[Problem to work on] Where a line of the material contains the string "associated", copy that line.
* * *
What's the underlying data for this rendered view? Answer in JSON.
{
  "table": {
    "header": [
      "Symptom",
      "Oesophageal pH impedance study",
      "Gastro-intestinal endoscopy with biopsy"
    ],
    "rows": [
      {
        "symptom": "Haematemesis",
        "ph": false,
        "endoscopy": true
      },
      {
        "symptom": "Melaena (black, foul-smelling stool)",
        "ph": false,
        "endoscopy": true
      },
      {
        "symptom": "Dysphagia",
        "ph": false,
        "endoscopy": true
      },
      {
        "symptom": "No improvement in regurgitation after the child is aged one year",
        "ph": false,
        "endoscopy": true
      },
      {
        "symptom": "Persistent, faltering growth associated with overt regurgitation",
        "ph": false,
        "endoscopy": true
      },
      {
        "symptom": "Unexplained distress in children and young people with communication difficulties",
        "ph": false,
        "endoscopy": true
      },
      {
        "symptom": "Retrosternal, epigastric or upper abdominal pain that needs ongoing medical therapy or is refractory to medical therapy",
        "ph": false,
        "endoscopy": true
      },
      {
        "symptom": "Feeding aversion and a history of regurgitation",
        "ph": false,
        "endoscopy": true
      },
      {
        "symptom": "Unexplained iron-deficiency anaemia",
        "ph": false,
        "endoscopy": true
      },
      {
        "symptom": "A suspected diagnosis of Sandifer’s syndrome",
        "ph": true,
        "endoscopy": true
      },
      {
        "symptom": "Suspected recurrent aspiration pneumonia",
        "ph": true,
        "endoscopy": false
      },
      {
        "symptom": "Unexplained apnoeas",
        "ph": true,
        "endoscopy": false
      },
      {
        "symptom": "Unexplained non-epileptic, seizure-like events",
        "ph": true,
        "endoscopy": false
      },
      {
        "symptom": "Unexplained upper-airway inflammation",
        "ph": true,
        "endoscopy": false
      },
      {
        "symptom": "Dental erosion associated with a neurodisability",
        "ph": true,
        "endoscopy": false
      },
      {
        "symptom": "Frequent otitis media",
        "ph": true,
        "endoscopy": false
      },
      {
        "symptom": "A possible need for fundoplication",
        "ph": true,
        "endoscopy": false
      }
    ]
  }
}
* * *
[Output for this task]
        "symptom": "Persistent, faltering growth associated with overt regurgitation",
        "symptom": "Dental erosion associated with a neurodisability",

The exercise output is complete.